Task prompt
Search the material for the word "sales" and report each line where it turns up.

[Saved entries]
-- Begin --

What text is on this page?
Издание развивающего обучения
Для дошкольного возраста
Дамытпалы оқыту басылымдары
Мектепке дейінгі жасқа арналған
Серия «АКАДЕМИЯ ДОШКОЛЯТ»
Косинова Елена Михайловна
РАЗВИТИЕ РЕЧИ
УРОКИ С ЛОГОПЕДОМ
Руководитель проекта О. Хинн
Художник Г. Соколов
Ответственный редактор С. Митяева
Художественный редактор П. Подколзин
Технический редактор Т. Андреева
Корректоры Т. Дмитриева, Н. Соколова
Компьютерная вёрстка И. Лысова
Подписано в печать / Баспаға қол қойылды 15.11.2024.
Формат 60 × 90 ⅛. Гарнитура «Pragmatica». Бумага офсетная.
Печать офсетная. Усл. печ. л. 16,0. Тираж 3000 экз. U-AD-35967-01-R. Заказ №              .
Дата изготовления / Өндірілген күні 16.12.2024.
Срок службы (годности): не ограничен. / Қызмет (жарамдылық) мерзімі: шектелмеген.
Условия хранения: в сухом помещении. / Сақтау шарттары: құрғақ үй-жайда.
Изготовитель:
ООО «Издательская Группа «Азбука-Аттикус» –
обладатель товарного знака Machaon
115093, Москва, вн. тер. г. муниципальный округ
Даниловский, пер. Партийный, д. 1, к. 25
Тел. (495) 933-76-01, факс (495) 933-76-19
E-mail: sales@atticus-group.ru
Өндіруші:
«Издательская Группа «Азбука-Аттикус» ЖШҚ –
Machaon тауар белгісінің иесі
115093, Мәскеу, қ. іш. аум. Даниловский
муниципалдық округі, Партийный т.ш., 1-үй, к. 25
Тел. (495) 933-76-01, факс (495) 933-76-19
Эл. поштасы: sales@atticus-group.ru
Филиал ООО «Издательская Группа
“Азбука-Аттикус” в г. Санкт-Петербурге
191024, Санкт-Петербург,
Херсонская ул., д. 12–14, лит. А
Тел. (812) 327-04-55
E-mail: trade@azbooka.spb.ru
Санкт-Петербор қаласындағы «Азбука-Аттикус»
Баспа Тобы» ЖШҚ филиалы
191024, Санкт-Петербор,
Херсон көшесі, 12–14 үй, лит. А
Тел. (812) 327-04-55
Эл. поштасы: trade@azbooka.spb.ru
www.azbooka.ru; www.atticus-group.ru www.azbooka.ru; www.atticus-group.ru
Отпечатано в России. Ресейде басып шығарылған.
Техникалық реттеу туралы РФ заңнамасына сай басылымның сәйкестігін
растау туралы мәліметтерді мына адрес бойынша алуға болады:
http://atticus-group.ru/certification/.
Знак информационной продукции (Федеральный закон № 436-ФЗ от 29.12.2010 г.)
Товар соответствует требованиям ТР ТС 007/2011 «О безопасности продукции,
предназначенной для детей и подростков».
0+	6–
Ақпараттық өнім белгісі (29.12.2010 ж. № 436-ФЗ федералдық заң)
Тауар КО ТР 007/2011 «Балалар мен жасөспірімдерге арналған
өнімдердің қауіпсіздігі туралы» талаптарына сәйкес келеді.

-- End --

Response
E-mail: sales@atticus-group.ru
Эл. поштасы: sales@atticus-group.ru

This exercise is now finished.